## RECORDS FOR THIS EXERCISE

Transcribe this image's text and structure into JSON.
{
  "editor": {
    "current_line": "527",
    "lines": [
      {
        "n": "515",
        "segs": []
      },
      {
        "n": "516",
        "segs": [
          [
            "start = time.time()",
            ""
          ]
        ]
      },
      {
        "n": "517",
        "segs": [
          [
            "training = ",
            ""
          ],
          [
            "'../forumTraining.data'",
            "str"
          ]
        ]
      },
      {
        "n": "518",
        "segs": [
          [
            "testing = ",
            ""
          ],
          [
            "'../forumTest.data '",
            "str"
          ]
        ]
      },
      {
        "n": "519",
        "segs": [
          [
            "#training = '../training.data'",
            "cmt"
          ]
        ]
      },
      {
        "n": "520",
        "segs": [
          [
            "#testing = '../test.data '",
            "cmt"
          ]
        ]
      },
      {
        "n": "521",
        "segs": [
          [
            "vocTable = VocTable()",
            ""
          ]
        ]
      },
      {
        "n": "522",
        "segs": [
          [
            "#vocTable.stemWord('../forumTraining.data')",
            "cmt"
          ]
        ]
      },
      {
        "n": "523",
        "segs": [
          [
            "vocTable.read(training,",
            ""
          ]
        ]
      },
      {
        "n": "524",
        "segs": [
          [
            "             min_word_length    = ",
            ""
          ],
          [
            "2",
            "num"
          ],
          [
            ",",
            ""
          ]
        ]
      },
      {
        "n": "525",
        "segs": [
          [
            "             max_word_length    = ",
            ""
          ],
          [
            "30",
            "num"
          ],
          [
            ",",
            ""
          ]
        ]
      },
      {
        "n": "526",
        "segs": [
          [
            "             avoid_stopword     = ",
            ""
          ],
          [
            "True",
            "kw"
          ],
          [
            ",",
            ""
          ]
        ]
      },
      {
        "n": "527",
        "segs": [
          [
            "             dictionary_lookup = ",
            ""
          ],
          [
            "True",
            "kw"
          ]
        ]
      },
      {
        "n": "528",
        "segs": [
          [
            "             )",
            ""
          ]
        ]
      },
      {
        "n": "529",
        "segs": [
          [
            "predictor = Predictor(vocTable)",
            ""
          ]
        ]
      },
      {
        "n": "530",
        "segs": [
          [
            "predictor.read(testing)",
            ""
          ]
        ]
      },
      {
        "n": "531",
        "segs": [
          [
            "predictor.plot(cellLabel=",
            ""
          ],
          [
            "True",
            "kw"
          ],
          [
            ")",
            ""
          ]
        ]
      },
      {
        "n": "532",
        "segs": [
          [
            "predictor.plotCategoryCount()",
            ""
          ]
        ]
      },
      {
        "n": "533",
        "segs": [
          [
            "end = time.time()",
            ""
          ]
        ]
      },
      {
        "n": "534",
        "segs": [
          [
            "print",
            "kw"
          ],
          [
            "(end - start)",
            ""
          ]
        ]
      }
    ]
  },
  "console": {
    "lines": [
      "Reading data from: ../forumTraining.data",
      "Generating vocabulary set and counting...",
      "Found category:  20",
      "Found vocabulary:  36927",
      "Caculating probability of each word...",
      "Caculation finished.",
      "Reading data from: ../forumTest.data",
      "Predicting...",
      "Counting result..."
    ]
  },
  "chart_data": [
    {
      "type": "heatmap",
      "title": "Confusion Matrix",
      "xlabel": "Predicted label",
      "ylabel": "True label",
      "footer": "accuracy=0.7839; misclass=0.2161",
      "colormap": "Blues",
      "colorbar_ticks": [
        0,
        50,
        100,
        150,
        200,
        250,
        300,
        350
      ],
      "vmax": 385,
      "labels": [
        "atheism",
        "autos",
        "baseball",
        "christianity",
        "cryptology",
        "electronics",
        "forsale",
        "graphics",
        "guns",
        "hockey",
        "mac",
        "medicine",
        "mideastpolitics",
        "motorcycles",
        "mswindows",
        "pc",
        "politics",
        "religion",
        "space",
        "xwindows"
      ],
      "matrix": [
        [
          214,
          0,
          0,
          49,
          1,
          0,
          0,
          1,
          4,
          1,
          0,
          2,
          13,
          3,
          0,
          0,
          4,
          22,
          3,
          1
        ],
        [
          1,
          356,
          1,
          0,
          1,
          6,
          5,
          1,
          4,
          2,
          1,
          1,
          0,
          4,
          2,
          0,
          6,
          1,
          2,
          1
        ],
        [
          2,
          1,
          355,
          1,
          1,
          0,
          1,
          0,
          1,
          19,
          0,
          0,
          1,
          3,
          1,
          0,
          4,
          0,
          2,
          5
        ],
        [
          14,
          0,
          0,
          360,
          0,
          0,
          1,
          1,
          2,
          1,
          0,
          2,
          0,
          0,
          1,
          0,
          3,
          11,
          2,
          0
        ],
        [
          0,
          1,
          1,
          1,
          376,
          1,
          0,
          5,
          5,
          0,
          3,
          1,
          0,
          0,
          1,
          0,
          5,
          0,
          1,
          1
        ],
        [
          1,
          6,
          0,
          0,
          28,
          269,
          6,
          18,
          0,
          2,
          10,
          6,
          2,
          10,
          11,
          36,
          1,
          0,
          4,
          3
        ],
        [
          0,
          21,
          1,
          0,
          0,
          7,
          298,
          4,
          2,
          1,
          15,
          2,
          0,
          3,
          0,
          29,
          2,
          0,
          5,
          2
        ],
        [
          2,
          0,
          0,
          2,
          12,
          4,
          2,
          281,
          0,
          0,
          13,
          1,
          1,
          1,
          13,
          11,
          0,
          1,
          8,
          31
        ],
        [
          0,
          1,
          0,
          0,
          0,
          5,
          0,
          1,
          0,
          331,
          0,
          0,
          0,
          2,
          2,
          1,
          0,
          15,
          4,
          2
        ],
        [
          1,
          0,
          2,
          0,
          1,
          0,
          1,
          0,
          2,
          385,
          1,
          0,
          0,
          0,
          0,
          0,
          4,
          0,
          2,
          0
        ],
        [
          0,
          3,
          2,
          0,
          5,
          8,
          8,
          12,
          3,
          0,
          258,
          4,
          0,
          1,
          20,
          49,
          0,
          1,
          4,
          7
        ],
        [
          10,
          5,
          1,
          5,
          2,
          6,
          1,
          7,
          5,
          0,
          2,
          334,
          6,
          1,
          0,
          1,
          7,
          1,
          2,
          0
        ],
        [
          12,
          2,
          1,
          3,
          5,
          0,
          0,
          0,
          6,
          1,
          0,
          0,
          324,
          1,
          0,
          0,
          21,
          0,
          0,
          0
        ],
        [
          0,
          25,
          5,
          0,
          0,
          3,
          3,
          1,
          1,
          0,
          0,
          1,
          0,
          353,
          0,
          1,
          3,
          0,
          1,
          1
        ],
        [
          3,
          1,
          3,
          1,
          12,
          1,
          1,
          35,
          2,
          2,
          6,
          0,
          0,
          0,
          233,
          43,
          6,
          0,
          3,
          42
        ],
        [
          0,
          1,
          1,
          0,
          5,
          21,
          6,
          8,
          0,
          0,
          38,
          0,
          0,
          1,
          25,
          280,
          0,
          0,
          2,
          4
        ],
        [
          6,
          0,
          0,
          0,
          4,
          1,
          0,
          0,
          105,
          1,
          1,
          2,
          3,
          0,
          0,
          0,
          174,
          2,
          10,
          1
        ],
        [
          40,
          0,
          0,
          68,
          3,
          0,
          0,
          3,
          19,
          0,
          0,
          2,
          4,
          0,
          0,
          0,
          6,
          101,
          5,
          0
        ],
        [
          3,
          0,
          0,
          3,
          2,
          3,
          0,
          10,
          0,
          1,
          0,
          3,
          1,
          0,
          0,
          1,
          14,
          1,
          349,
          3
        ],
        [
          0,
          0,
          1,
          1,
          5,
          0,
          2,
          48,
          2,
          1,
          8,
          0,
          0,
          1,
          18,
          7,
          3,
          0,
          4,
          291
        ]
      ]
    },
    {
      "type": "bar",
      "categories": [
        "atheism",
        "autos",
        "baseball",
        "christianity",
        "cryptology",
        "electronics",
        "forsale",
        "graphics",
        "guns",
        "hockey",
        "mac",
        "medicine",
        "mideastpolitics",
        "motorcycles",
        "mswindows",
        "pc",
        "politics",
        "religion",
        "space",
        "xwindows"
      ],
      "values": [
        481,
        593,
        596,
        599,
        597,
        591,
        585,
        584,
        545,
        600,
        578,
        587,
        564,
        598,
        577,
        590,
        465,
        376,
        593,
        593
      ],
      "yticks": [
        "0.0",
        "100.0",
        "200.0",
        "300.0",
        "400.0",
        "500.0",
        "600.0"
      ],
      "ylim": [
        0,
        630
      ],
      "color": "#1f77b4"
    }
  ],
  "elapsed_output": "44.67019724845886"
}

## DIRECTION
Determine how many lines in the data above contain the string "vocabulary". Give nothing except the number.

## RIGHT ANSWER
2